**What you should do:** Find and copy every line in the records that includes the string "JSON".

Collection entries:

+---+

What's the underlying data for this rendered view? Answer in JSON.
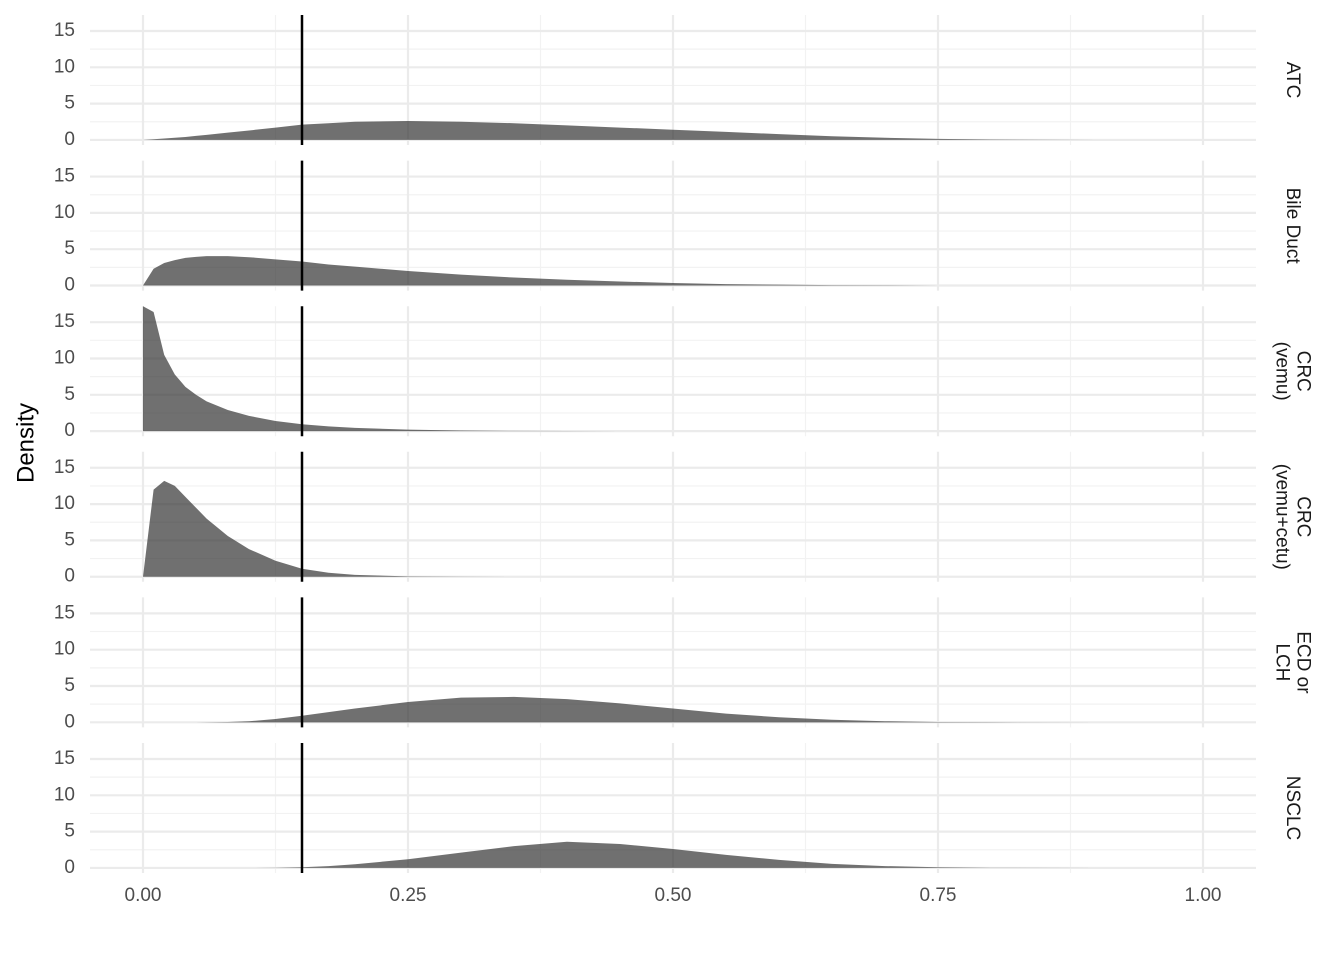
{
  "chart_data": {
    "type": "density",
    "y_label": "Density",
    "x": [
      0,
      0.01,
      0.02,
      0.03,
      0.04,
      0.05,
      0.06,
      0.08,
      0.1,
      0.125,
      0.15,
      0.175,
      0.2,
      0.25,
      0.3,
      0.35,
      0.4,
      0.45,
      0.5,
      0.55,
      0.6,
      0.65,
      0.7,
      0.75,
      0.8,
      0.9,
      1.0
    ],
    "series": [
      {
        "name": "ATC",
        "values": [
          0,
          0.1,
          0.2,
          0.3,
          0.4,
          0.55,
          0.7,
          1.0,
          1.3,
          1.7,
          2.1,
          2.3,
          2.5,
          2.6,
          2.5,
          2.3,
          2.0,
          1.7,
          1.4,
          1.1,
          0.8,
          0.5,
          0.3,
          0.15,
          0.05,
          0,
          0
        ]
      },
      {
        "name": "Bile Duct",
        "values": [
          0,
          2.3,
          3.1,
          3.5,
          3.8,
          3.95,
          4.05,
          4.05,
          3.9,
          3.6,
          3.3,
          2.9,
          2.6,
          2.0,
          1.5,
          1.1,
          0.8,
          0.55,
          0.35,
          0.2,
          0.12,
          0.06,
          0.03,
          0.01,
          0,
          0,
          0
        ]
      },
      {
        "name": "CRC\n(vemu)",
        "values": [
          17.2,
          16.4,
          10.5,
          7.8,
          6.1,
          5.0,
          4.1,
          2.9,
          2.1,
          1.4,
          0.95,
          0.65,
          0.45,
          0.2,
          0.08,
          0.03,
          0.01,
          0,
          0,
          0,
          0,
          0,
          0,
          0,
          0,
          0,
          0
        ]
      },
      {
        "name": "CRC\n(vemu+cetu)",
        "values": [
          0,
          12,
          13.2,
          12.5,
          11,
          9.5,
          8,
          5.6,
          3.8,
          2.2,
          1.1,
          0.55,
          0.25,
          0.05,
          0.01,
          0,
          0,
          0,
          0,
          0,
          0,
          0,
          0,
          0,
          0,
          0,
          0
        ]
      },
      {
        "name": "ECD or\nLCH",
        "values": [
          0,
          0,
          0,
          0,
          0,
          0,
          0.01,
          0.05,
          0.15,
          0.45,
          0.9,
          1.4,
          1.9,
          2.8,
          3.4,
          3.5,
          3.2,
          2.6,
          1.9,
          1.2,
          0.7,
          0.35,
          0.15,
          0.05,
          0.02,
          0,
          0
        ]
      },
      {
        "name": "NSCLC",
        "values": [
          0,
          0,
          0,
          0,
          0,
          0,
          0,
          0,
          0,
          0.03,
          0.1,
          0.25,
          0.5,
          1.2,
          2.1,
          3.0,
          3.6,
          3.3,
          2.6,
          1.8,
          1.1,
          0.55,
          0.25,
          0.1,
          0.03,
          0,
          0
        ]
      }
    ],
    "color": "#333333",
    "vline": 0.15,
    "xlim": [
      -0.05,
      1.05
    ],
    "xticks": [
      {
        "value": 0,
        "label": "0.00"
      },
      {
        "value": 0.25,
        "label": "0.25"
      },
      {
        "value": 0.5,
        "label": "0.50"
      },
      {
        "value": 0.75,
        "label": "0.75"
      },
      {
        "value": 1,
        "label": "1.00"
      }
    ],
    "x_minor_ticks": [
      0.125,
      0.375,
      0.625,
      0.875
    ],
    "ylim": [
      -0.7,
      17.2
    ],
    "yticks": [
      0,
      5,
      10,
      15
    ],
    "y_minor_ticks": [
      2.5,
      7.5,
      12.5
    ],
    "grid": true
  }
}
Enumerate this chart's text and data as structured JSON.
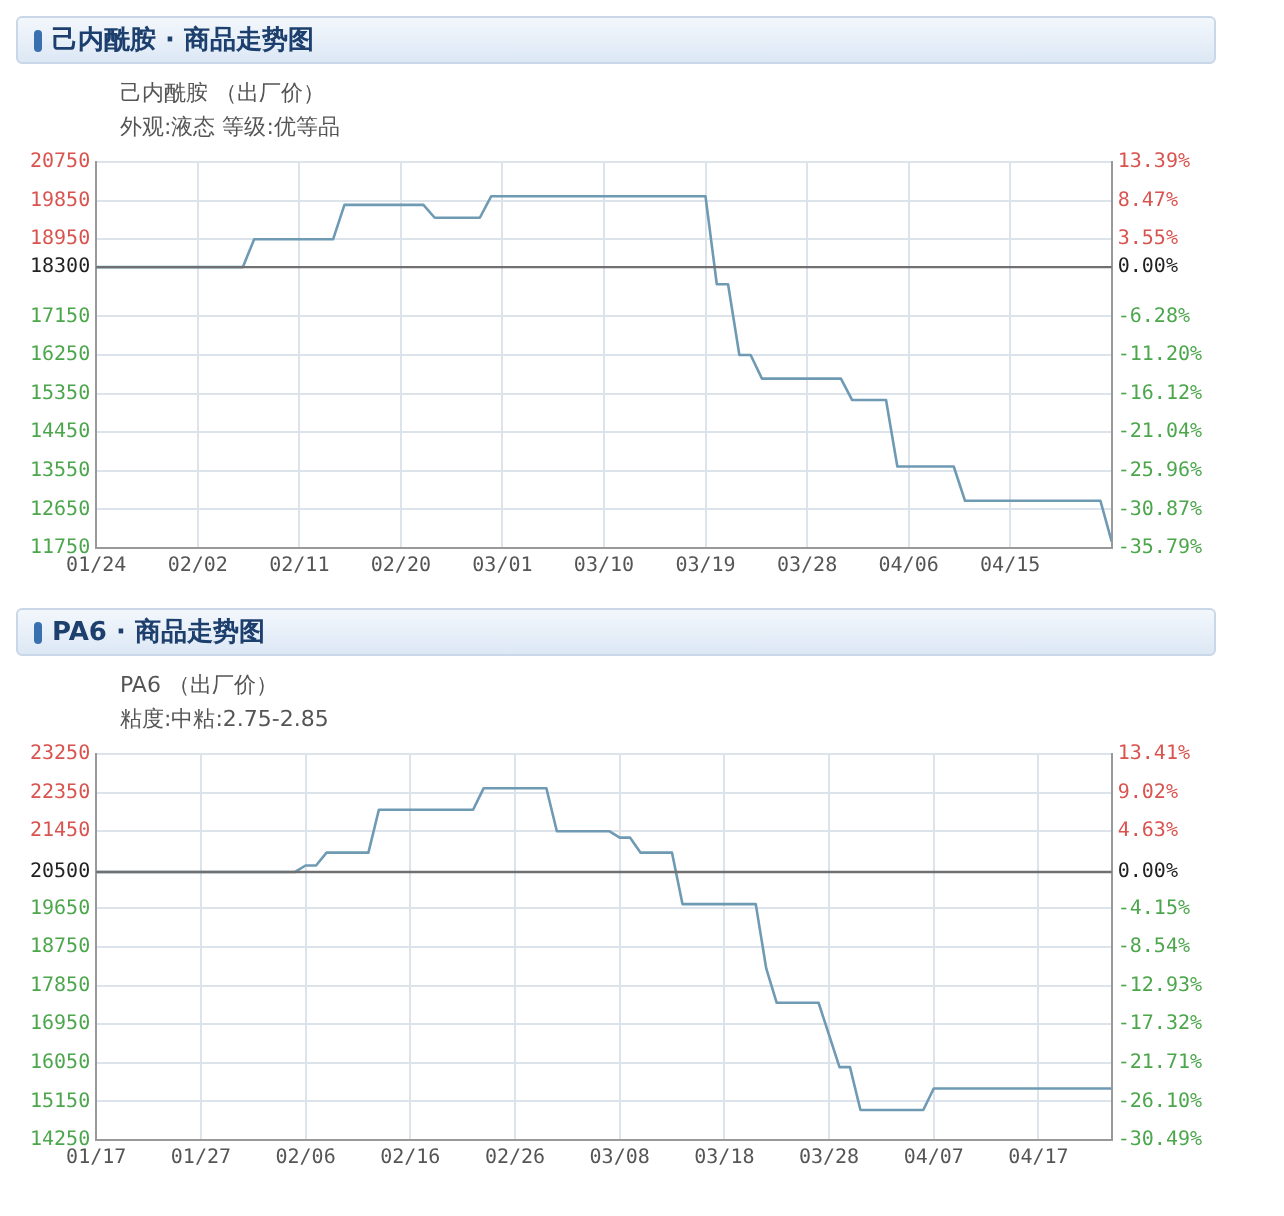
{
  "chart_data": [
    {
      "type": "line",
      "title": "己内酰胺 · 商品走势图",
      "subtitle": "己内酰胺 （出厂价）",
      "annotations": [
        "外观:液态 等级:优等品"
      ],
      "x": [
        "--01-24",
        "--02-06",
        "--02-07",
        "--02-14",
        "--02-15",
        "--02-22",
        "--02-23",
        "--02-27",
        "--02-28",
        "--03-19",
        "--03-20",
        "--03-21",
        "--03-22",
        "--03-23",
        "--03-24",
        "--03-31",
        "--04-01",
        "--04-04",
        "--04-05",
        "--04-10",
        "--04-11",
        "--04-23",
        "--04-24"
      ],
      "series": [
        {
          "color": "#6f9ab4",
          "values": [
            18300,
            18300,
            18950,
            18950,
            19750,
            19750,
            19450,
            19450,
            19950,
            19950,
            17900,
            17900,
            16250,
            16250,
            15700,
            15700,
            15200,
            15200,
            13650,
            13650,
            12850,
            12850,
            11900
          ]
        }
      ],
      "xlim": [
        "--01-24",
        "--04-24"
      ],
      "xticks": [
        {
          "value": "--01-24",
          "label": "01/24"
        },
        {
          "value": "--02-02",
          "label": "02/02"
        },
        {
          "value": "--02-11",
          "label": "02/11"
        },
        {
          "value": "--02-20",
          "label": "02/20"
        },
        {
          "value": "--03-01",
          "label": "03/01"
        },
        {
          "value": "--03-10",
          "label": "03/10"
        },
        {
          "value": "--03-19",
          "label": "03/19"
        },
        {
          "value": "--03-28",
          "label": "03/28"
        },
        {
          "value": "--04-06",
          "label": "04/06"
        },
        {
          "value": "--04-15",
          "label": "04/15"
        }
      ],
      "ylim": [
        11750,
        20750
      ],
      "yticks": [
        11750,
        12650,
        13550,
        14450,
        15350,
        16250,
        17150,
        18300,
        18950,
        19850,
        20750
      ],
      "y2lim": [
        -35.79,
        13.39
      ],
      "y2ticks": [
        {
          "value": -35.79,
          "label": "-35.79%"
        },
        {
          "value": -30.87,
          "label": "-30.87%"
        },
        {
          "value": -25.96,
          "label": "-25.96%"
        },
        {
          "value": -21.04,
          "label": "-21.04%"
        },
        {
          "value": -16.12,
          "label": "-16.12%"
        },
        {
          "value": -11.2,
          "label": "-11.20%"
        },
        {
          "value": -6.28,
          "label": "-6.28%"
        },
        {
          "value": 0,
          "label": "0.00%"
        },
        {
          "value": 3.55,
          "label": "3.55%"
        },
        {
          "value": 8.47,
          "label": "8.47%"
        },
        {
          "value": 13.39,
          "label": "13.39%"
        }
      ],
      "ref_lines": [
        {
          "axis": "y",
          "value": 18300,
          "color": "#707070"
        }
      ],
      "grid": true,
      "legend": false,
      "marker": "none",
      "line_style": "solid"
    },
    {
      "type": "line",
      "title": "PA6 · 商品走势图",
      "subtitle": "PA6 （出厂价）",
      "annotations": [
        "粘度:中粘:2.75-2.85"
      ],
      "x": [
        "--01-17",
        "--02-05",
        "--02-06",
        "--02-07",
        "--02-08",
        "--02-12",
        "--02-13",
        "--02-22",
        "--02-23",
        "--03-01",
        "--03-02",
        "--03-07",
        "--03-08",
        "--03-09",
        "--03-10",
        "--03-13",
        "--03-14",
        "--03-21",
        "--03-22",
        "--03-23",
        "--03-27",
        "--03-29",
        "--03-30",
        "--03-31",
        "--04-06",
        "--04-07",
        "--04-24"
      ],
      "series": [
        {
          "color": "#6f9ab4",
          "values": [
            20500,
            20500,
            20650,
            20650,
            20950,
            20950,
            21950,
            21950,
            22450,
            22450,
            21450,
            21450,
            21300,
            21300,
            20950,
            20950,
            19750,
            19750,
            18250,
            17450,
            17450,
            15950,
            15950,
            14950,
            14950,
            15450,
            15450
          ]
        }
      ],
      "xlim": [
        "--01-17",
        "--04-24"
      ],
      "xticks": [
        {
          "value": "--01-17",
          "label": "01/17"
        },
        {
          "value": "--01-27",
          "label": "01/27"
        },
        {
          "value": "--02-06",
          "label": "02/06"
        },
        {
          "value": "--02-16",
          "label": "02/16"
        },
        {
          "value": "--02-26",
          "label": "02/26"
        },
        {
          "value": "--03-08",
          "label": "03/08"
        },
        {
          "value": "--03-18",
          "label": "03/18"
        },
        {
          "value": "--03-28",
          "label": "03/28"
        },
        {
          "value": "--04-07",
          "label": "04/07"
        },
        {
          "value": "--04-17",
          "label": "04/17"
        }
      ],
      "ylim": [
        14250,
        23250
      ],
      "yticks": [
        14250,
        15150,
        16050,
        16950,
        17850,
        18750,
        19650,
        20500,
        21450,
        22350,
        23250
      ],
      "y2lim": [
        -30.49,
        13.41
      ],
      "y2ticks": [
        {
          "value": -30.49,
          "label": "-30.49%"
        },
        {
          "value": -26.1,
          "label": "-26.10%"
        },
        {
          "value": -21.71,
          "label": "-21.71%"
        },
        {
          "value": -17.32,
          "label": "-17.32%"
        },
        {
          "value": -12.93,
          "label": "-12.93%"
        },
        {
          "value": -8.54,
          "label": "-8.54%"
        },
        {
          "value": -4.15,
          "label": "-4.15%"
        },
        {
          "value": 0,
          "label": "0.00%"
        },
        {
          "value": 4.63,
          "label": "4.63%"
        },
        {
          "value": 9.02,
          "label": "9.02%"
        },
        {
          "value": 13.41,
          "label": "13.41%"
        }
      ],
      "ref_lines": [
        {
          "axis": "y",
          "value": 20500,
          "color": "#707070"
        }
      ],
      "grid": true,
      "legend": false,
      "marker": "none",
      "line_style": "solid"
    }
  ]
}
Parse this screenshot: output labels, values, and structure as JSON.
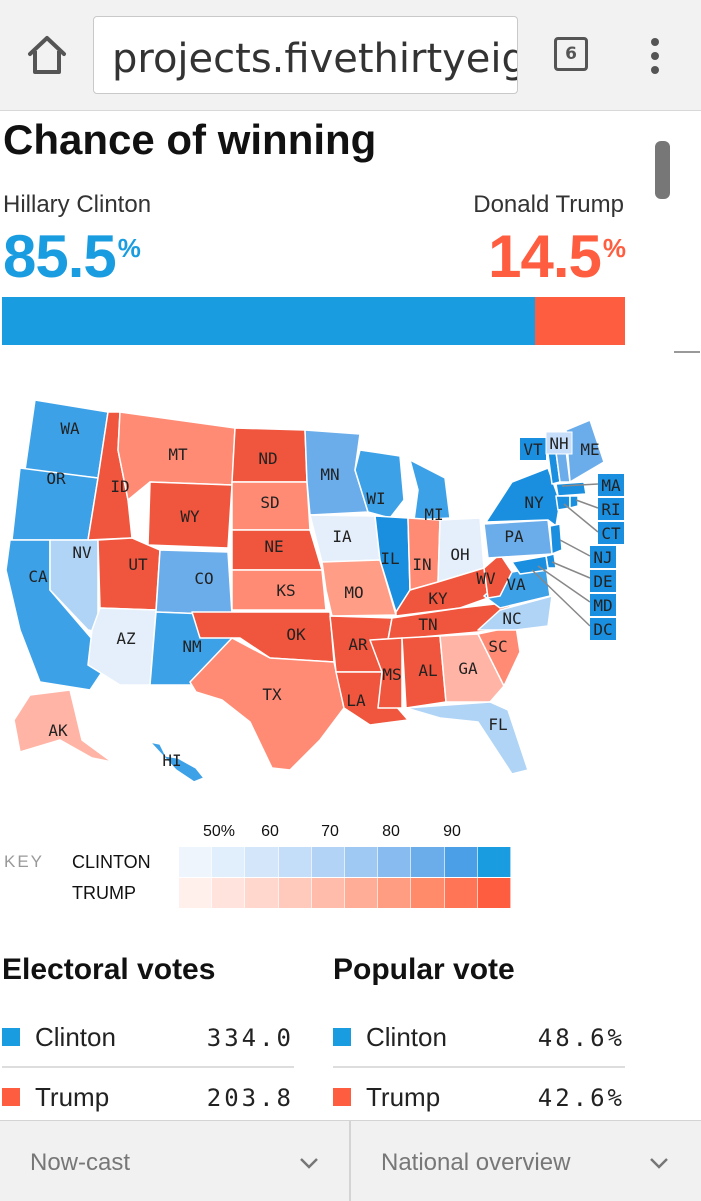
{
  "browser": {
    "url": "projects.fivethirtyeight.com",
    "tab_count": "6"
  },
  "header": {
    "title": "Chance of winning"
  },
  "candidates": {
    "clinton": {
      "name": "Hillary Clinton",
      "pct": "85.5",
      "pct_value": 85.5,
      "color": "#1a9de0"
    },
    "trump": {
      "name": "Donald Trump",
      "pct": "14.5",
      "pct_value": 14.5,
      "color": "#ff5d40"
    },
    "pct_symbol": "%"
  },
  "map": {
    "label_states": {
      "WA": "clinton",
      "OR": "clinton",
      "CA": "clinton",
      "NV": "lean-clinton",
      "ID": "trump",
      "MT": "lean-trump",
      "WY": "trump",
      "UT": "trump",
      "AZ": "tossup-clinton",
      "CO": "clinton",
      "NM": "clinton",
      "ND": "trump",
      "SD": "lean-trump",
      "NE": "trump",
      "KS": "lean-trump",
      "OK": "trump",
      "TX": "lean-trump",
      "MN": "clinton",
      "IA": "tossup-clinton",
      "MO": "lean-trump",
      "AR": "trump",
      "LA": "trump",
      "WI": "clinton",
      "IL": "clinton",
      "MI": "clinton",
      "IN": "lean-trump",
      "OH": "tossup-clinton",
      "KY": "trump",
      "TN": "trump",
      "MS": "trump",
      "AL": "trump",
      "GA": "lean-trump",
      "FL": "lean-clinton",
      "SC": "lean-trump",
      "NC": "lean-clinton",
      "VA": "clinton",
      "WV": "trump",
      "PA": "clinton",
      "NY": "clinton",
      "ME": "clinton",
      "AK": "lean-trump",
      "HI": "clinton"
    },
    "callouts": [
      "VT",
      "NH",
      "ME",
      "MA",
      "RI",
      "CT",
      "NJ",
      "DE",
      "MD",
      "DC"
    ]
  },
  "key": {
    "label": "KEY",
    "clinton_label": "CLINTON",
    "trump_label": "TRUMP",
    "ticks": [
      "50%",
      "60",
      "70",
      "80",
      "90"
    ],
    "clinton_scale": [
      "#eef5fd",
      "#e1eefb",
      "#d4e7fa",
      "#c4ddf8",
      "#b3d3f6",
      "#9fc8f3",
      "#88bbef",
      "#6badeb",
      "#4a9fe6",
      "#1a9de0"
    ],
    "trump_scale": [
      "#fff0ec",
      "#ffe3dc",
      "#ffd7cc",
      "#ffcabc",
      "#ffbcaa",
      "#ffad97",
      "#ff9d82",
      "#ff8b6b",
      "#ff7555",
      "#ff5d40"
    ]
  },
  "electoral": {
    "title": "Electoral votes",
    "rows": [
      {
        "name": "Clinton",
        "value": "334.0"
      },
      {
        "name": "Trump",
        "value": "203.8"
      }
    ]
  },
  "popular": {
    "title": "Popular vote",
    "rows": [
      {
        "name": "Clinton",
        "value": "48.6%"
      },
      {
        "name": "Trump",
        "value": "42.6%"
      }
    ]
  },
  "bottom": {
    "left_select": "Now-cast",
    "right_select": "National overview"
  }
}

+---+

**Result of this task:**
What's the underlying data for this rendered view? Answer in JSON.
Enumerate this chart's text and data as structured JSON.
Parse this screenshot: output labels, values, and structure as JSON.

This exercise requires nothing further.